# [Work instructions]
Copy out the records in full, word for word, without pictures.
%%
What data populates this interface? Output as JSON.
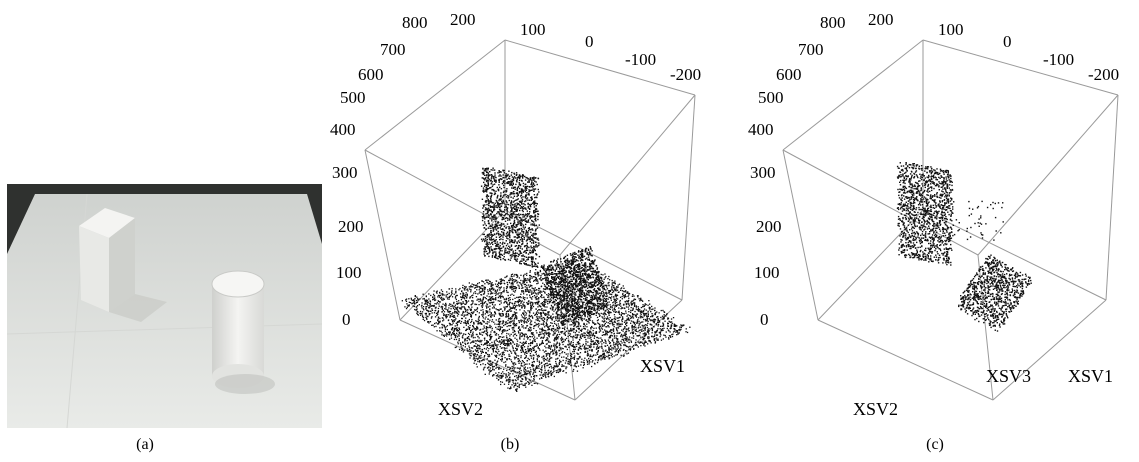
{
  "captions": {
    "a": "(a)",
    "b": "(b)",
    "c": "(c)"
  },
  "photo": {
    "objects": [
      "rectangular-block",
      "cylinder"
    ],
    "colors": {
      "background": "#2f312f",
      "floor": "#e7e9e6",
      "object": "#efefec"
    }
  },
  "plot_b": {
    "z_ticks": [
      "0",
      "100",
      "200",
      "300"
    ],
    "y_ticks": [
      "400",
      "500",
      "600",
      "700",
      "800"
    ],
    "x_ticks": [
      "200",
      "100",
      "0",
      "-100",
      "-200"
    ],
    "axis_labels": {
      "front": "XSV2",
      "right": "XSV1"
    }
  },
  "plot_c": {
    "z_ticks": [
      "0",
      "100",
      "200",
      "300"
    ],
    "y_ticks": [
      "400",
      "500",
      "600",
      "700",
      "800"
    ],
    "x_ticks": [
      "200",
      "100",
      "0",
      "-100",
      "-200"
    ],
    "axis_labels": {
      "front": "XSV2",
      "middle": "XSV3",
      "right": "XSV1"
    }
  }
}
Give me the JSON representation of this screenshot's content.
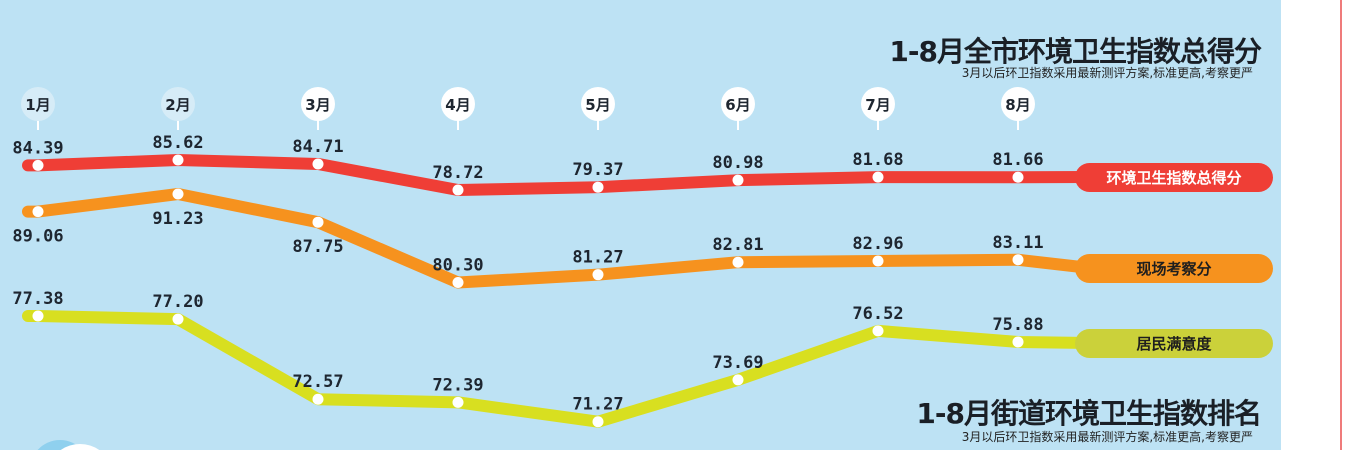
{
  "header": {
    "title": "1-8月全市环境卫生指数总得分",
    "subtitle": "3月以后环卫指数采用最新测评方案,标准更高,考察更严"
  },
  "footer": {
    "title": "1-8月街道环境卫生指数排名",
    "subtitle": "3月以后环卫指数采用最新测评方案,标准更高,考察更严"
  },
  "chart_data": {
    "type": "line",
    "title": "1-8月全市环境卫生指数总得分",
    "categories": [
      "1月",
      "2月",
      "3月",
      "4月",
      "5月",
      "6月",
      "7月",
      "8月"
    ],
    "series": [
      {
        "name": "环境卫生指数总得分",
        "color": "#ef3e36",
        "text_color": "#ffffff",
        "values": [
          84.39,
          85.62,
          84.71,
          78.72,
          79.37,
          80.98,
          81.68,
          81.66
        ]
      },
      {
        "name": "现场考察分",
        "color": "#f6921e",
        "text_color": "#1e1e1e",
        "values": [
          89.06,
          91.23,
          87.75,
          80.3,
          81.27,
          82.81,
          82.96,
          83.11
        ]
      },
      {
        "name": "居民满意度",
        "color": "#d8df20",
        "legend_color": "#cbd13a",
        "text_color": "#1e1e1e",
        "values": [
          77.38,
          77.2,
          72.57,
          72.39,
          71.27,
          73.69,
          76.52,
          75.88
        ]
      }
    ],
    "legend_placement": "right",
    "grid": false
  }
}
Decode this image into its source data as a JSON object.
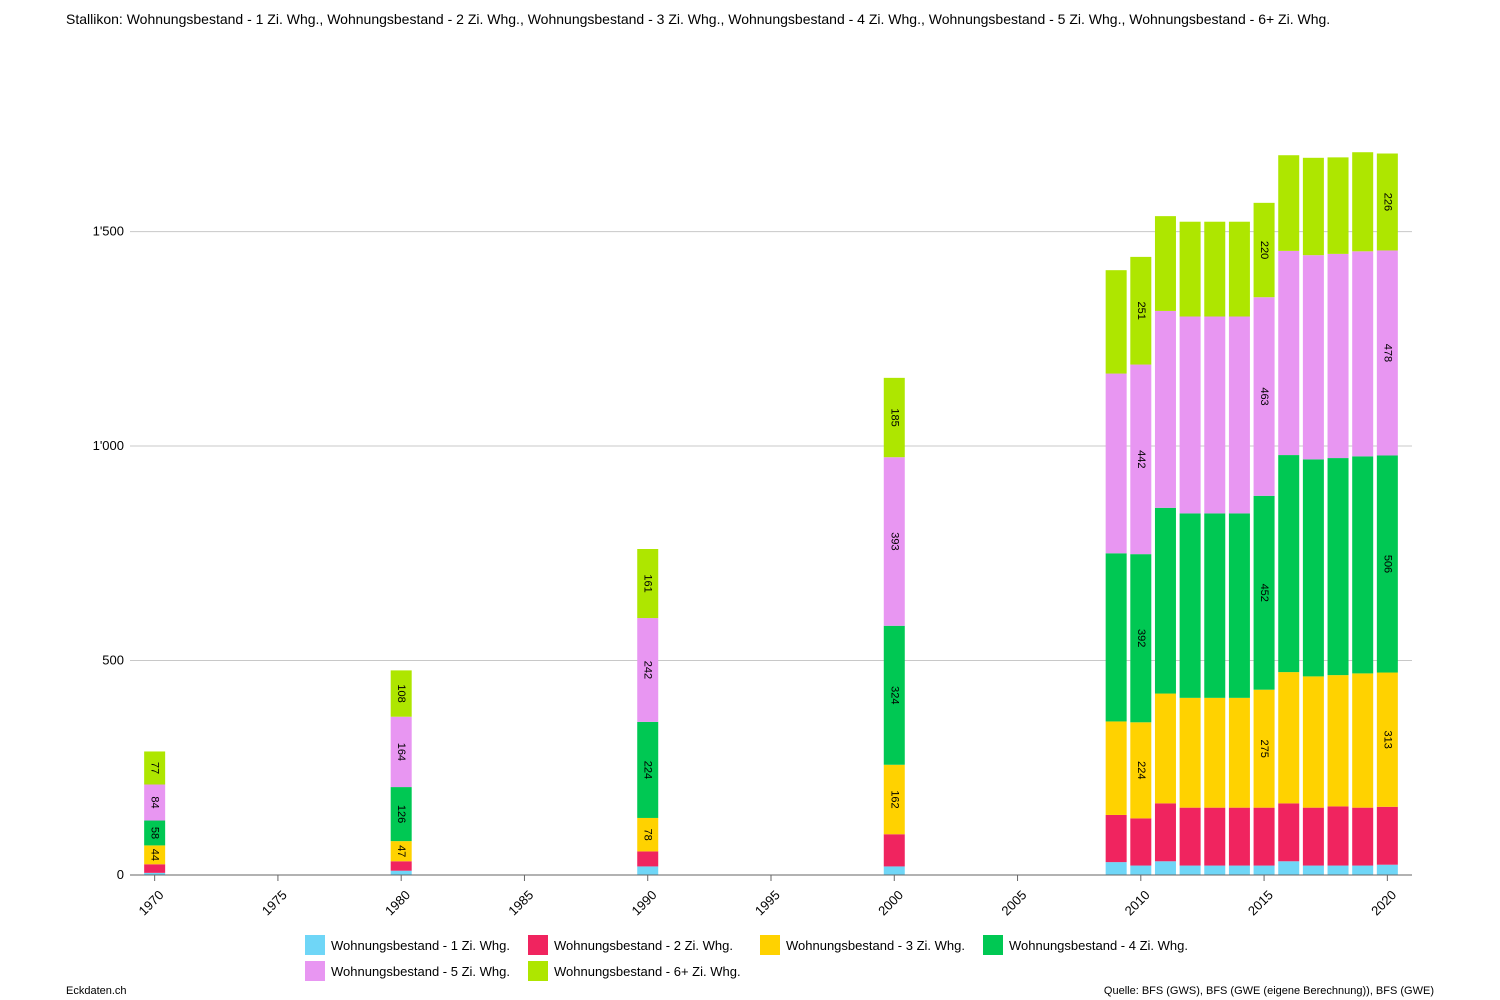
{
  "title": "Stallikon: Wohnungsbestand - 1 Zi. Whg., Wohnungsbestand - 2 Zi. Whg., Wohnungsbestand - 3 Zi. Whg., Wohnungsbestand - 4 Zi. Whg., Wohnungsbestand - 5 Zi. Whg., Wohnungsbestand - 6+ Zi. Whg.",
  "footer": {
    "left": "Eckdaten.ch",
    "right": "Quelle: BFS (GWS), BFS (GWE (eigene Berechnung)), BFS (GWE)"
  },
  "chart_data": {
    "type": "bar",
    "stacked": true,
    "x": [
      1970,
      1980,
      1990,
      2000,
      2009,
      2010,
      2011,
      2012,
      2013,
      2014,
      2015,
      2016,
      2017,
      2018,
      2019,
      2020
    ],
    "x_ticks": [
      "1970",
      "1975",
      "1980",
      "1985",
      "1990",
      "1995",
      "2000",
      "2005",
      "2010",
      "2015",
      "2020"
    ],
    "y_ticks": [
      {
        "value": 0,
        "label": "0"
      },
      {
        "value": 500,
        "label": "500"
      },
      {
        "value": 1000,
        "label": "1'000"
      },
      {
        "value": 1500,
        "label": "1'500"
      }
    ],
    "xlim": [
      1969,
      2021
    ],
    "ylim": [
      0,
      1900
    ],
    "grid": true,
    "legend_position": "bottom",
    "series": [
      {
        "name": "Wohnungsbestand - 1 Zi. Whg.",
        "color": "#6fd6f7",
        "values": [
          5,
          10,
          20,
          20,
          30,
          22,
          32,
          22,
          22,
          22,
          22,
          32,
          22,
          22,
          22,
          24
        ],
        "labels": [
          null,
          null,
          null,
          null,
          null,
          null,
          null,
          null,
          null,
          null,
          null,
          null,
          null,
          null,
          null,
          null
        ]
      },
      {
        "name": "Wohnungsbestand - 2 Zi. Whg.",
        "color": "#f0245f",
        "values": [
          20,
          22,
          35,
          75,
          110,
          110,
          135,
          135,
          135,
          135,
          135,
          135,
          135,
          138,
          135,
          135
        ],
        "labels": [
          null,
          null,
          null,
          null,
          null,
          null,
          null,
          null,
          null,
          null,
          null,
          null,
          null,
          null,
          null,
          null
        ]
      },
      {
        "name": "Wohnungsbestand - 3 Zi. Whg.",
        "color": "#ffd200",
        "values": [
          44,
          47,
          78,
          162,
          218,
          224,
          256,
          256,
          256,
          256,
          275,
          306,
          306,
          306,
          313,
          313
        ],
        "labels": [
          "44",
          "47",
          "78",
          "162",
          null,
          "224",
          null,
          null,
          null,
          null,
          "275",
          null,
          null,
          null,
          null,
          "313"
        ]
      },
      {
        "name": "Wohnungsbestand - 4 Zi. Whg.",
        "color": "#00c853",
        "values": [
          58,
          126,
          224,
          324,
          392,
          392,
          433,
          430,
          430,
          430,
          452,
          506,
          506,
          506,
          506,
          506
        ],
        "labels": [
          "58",
          "126",
          "224",
          "324",
          null,
          "392",
          null,
          null,
          null,
          null,
          "452",
          null,
          null,
          null,
          null,
          "506"
        ]
      },
      {
        "name": "Wohnungsbestand - 5 Zi. Whg.",
        "color": "#e896f2",
        "values": [
          84,
          164,
          242,
          393,
          419,
          442,
          459,
          459,
          459,
          459,
          463,
          476,
          476,
          476,
          478,
          478
        ],
        "labels": [
          "84",
          "164",
          "242",
          "393",
          null,
          "442",
          null,
          null,
          null,
          null,
          "463",
          null,
          null,
          null,
          null,
          "478"
        ]
      },
      {
        "name": "Wohnungsbestand - 6+ Zi. Whg.",
        "color": "#aee600",
        "values": [
          77,
          108,
          161,
          185,
          241,
          251,
          221,
          221,
          221,
          221,
          220,
          223,
          227,
          225,
          231,
          226
        ],
        "labels": [
          "77",
          "108",
          "161",
          "185",
          null,
          "251",
          null,
          null,
          null,
          null,
          "220",
          null,
          null,
          null,
          null,
          "226"
        ]
      }
    ]
  }
}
%%
# [Expected output]
What data populates this interface? Output as JSON.
{
  "captions": {
    "a": "(a)",
    "b": "(b)",
    "c": "(c)"
  },
  "photo": {
    "objects": [
      "rectangular-block",
      "cylinder"
    ],
    "colors": {
      "background": "#2f312f",
      "floor": "#e7e9e6",
      "object": "#efefec"
    }
  },
  "plot_b": {
    "z_ticks": [
      "0",
      "100",
      "200",
      "300"
    ],
    "y_ticks": [
      "400",
      "500",
      "600",
      "700",
      "800"
    ],
    "x_ticks": [
      "200",
      "100",
      "0",
      "-100",
      "-200"
    ],
    "axis_labels": {
      "front": "XSV2",
      "right": "XSV1"
    }
  },
  "plot_c": {
    "z_ticks": [
      "0",
      "100",
      "200",
      "300"
    ],
    "y_ticks": [
      "400",
      "500",
      "600",
      "700",
      "800"
    ],
    "x_ticks": [
      "200",
      "100",
      "0",
      "-100",
      "-200"
    ],
    "axis_labels": {
      "front": "XSV2",
      "middle": "XSV3",
      "right": "XSV1"
    }
  }
}
Give me the JSON representation of this screenshot's content.
{
  "header": {
    "title": "1-8月全市环境卫生指数总得分",
    "subtitle": "3月以后环卫指数采用最新测评方案,标准更高,考察更严"
  },
  "footer": {
    "title": "1-8月街道环境卫生指数排名",
    "subtitle": "3月以后环卫指数采用最新测评方案,标准更高,考察更严"
  },
  "chart_data": {
    "type": "line",
    "title": "1-8月全市环境卫生指数总得分",
    "categories": [
      "1月",
      "2月",
      "3月",
      "4月",
      "5月",
      "6月",
      "7月",
      "8月"
    ],
    "series": [
      {
        "name": "环境卫生指数总得分",
        "color": "#ef3e36",
        "text_color": "#ffffff",
        "values": [
          84.39,
          85.62,
          84.71,
          78.72,
          79.37,
          80.98,
          81.68,
          81.66
        ]
      },
      {
        "name": "现场考察分",
        "color": "#f6921e",
        "text_color": "#1e1e1e",
        "values": [
          89.06,
          91.23,
          87.75,
          80.3,
          81.27,
          82.81,
          82.96,
          83.11
        ]
      },
      {
        "name": "居民满意度",
        "color": "#d8df20",
        "legend_color": "#cbd13a",
        "text_color": "#1e1e1e",
        "values": [
          77.38,
          77.2,
          72.57,
          72.39,
          71.27,
          73.69,
          76.52,
          75.88
        ]
      }
    ],
    "legend_placement": "right",
    "grid": false
  }
}
Decode this image into its source data as a JSON object.
{
  "title": "Stallikon: Wohnungsbestand - 1 Zi. Whg., Wohnungsbestand - 2 Zi. Whg., Wohnungsbestand - 3 Zi. Whg., Wohnungsbestand - 4 Zi. Whg., Wohnungsbestand - 5 Zi. Whg., Wohnungsbestand - 6+ Zi. Whg.",
  "footer": {
    "left": "Eckdaten.ch",
    "right": "Quelle: BFS (GWS), BFS (GWE (eigene Berechnung)), BFS (GWE)"
  },
  "chart_data": {
    "type": "bar",
    "stacked": true,
    "x": [
      1970,
      1980,
      1990,
      2000,
      2009,
      2010,
      2011,
      2012,
      2013,
      2014,
      2015,
      2016,
      2017,
      2018,
      2019,
      2020
    ],
    "x_ticks": [
      "1970",
      "1975",
      "1980",
      "1985",
      "1990",
      "1995",
      "2000",
      "2005",
      "2010",
      "2015",
      "2020"
    ],
    "y_ticks": [
      {
        "value": 0,
        "label": "0"
      },
      {
        "value": 500,
        "label": "500"
      },
      {
        "value": 1000,
        "label": "1'000"
      },
      {
        "value": 1500,
        "label": "1'500"
      }
    ],
    "xlim": [
      1969,
      2021
    ],
    "ylim": [
      0,
      1900
    ],
    "grid": true,
    "legend_position": "bottom",
    "series": [
      {
        "name": "Wohnungsbestand - 1 Zi. Whg.",
        "color": "#6fd6f7",
        "values": [
          5,
          10,
          20,
          20,
          30,
          22,
          32,
          22,
          22,
          22,
          22,
          32,
          22,
          22,
          22,
          24
        ],
        "labels": [
          null,
          null,
          null,
          null,
          null,
          null,
          null,
          null,
          null,
          null,
          null,
          null,
          null,
          null,
          null,
          null
        ]
      },
      {
        "name": "Wohnungsbestand - 2 Zi. Whg.",
        "color": "#f0245f",
        "values": [
          20,
          22,
          35,
          75,
          110,
          110,
          135,
          135,
          135,
          135,
          135,
          135,
          135,
          138,
          135,
          135
        ],
        "labels": [
          null,
          null,
          null,
          null,
          null,
          null,
          null,
          null,
          null,
          null,
          null,
          null,
          null,
          null,
          null,
          null
        ]
      },
      {
        "name": "Wohnungsbestand - 3 Zi. Whg.",
        "color": "#ffd200",
        "values": [
          44,
          47,
          78,
          162,
          218,
          224,
          256,
          256,
          256,
          256,
          275,
          306,
          306,
          306,
          313,
          313
        ],
        "labels": [
          "44",
          "47",
          "78",
          "162",
          null,
          "224",
          null,
          null,
          null,
          null,
          "275",
          null,
          null,
          null,
          null,
          "313"
        ]
      },
      {
        "name": "Wohnungsbestand - 4 Zi. Whg.",
        "color": "#00c853",
        "values": [
          58,
          126,
          224,
          324,
          392,
          392,
          433,
          430,
          430,
          430,
          452,
          506,
          506,
          506,
          506,
          506
        ],
        "labels": [
          "58",
          "126",
          "224",
          "324",
          null,
          "392",
          null,
          null,
          null,
          null,
          "452",
          null,
          null,
          null,
          null,
          "506"
        ]
      },
      {
        "name": "Wohnungsbestand - 5 Zi. Whg.",
        "color": "#e896f2",
        "values": [
          84,
          164,
          242,
          393,
          419,
          442,
          459,
          459,
          459,
          459,
          463,
          476,
          476,
          476,
          478,
          478
        ],
        "labels": [
          "84",
          "164",
          "242",
          "393",
          null,
          "442",
          null,
          null,
          null,
          null,
          "463",
          null,
          null,
          null,
          null,
          "478"
        ]
      },
      {
        "name": "Wohnungsbestand - 6+ Zi. Whg.",
        "color": "#aee600",
        "values": [
          77,
          108,
          161,
          185,
          241,
          251,
          221,
          221,
          221,
          221,
          220,
          223,
          227,
          225,
          231,
          226
        ],
        "labels": [
          "77",
          "108",
          "161",
          "185",
          null,
          "251",
          null,
          null,
          null,
          null,
          "220",
          null,
          null,
          null,
          null,
          "226"
        ]
      }
    ]
  }
}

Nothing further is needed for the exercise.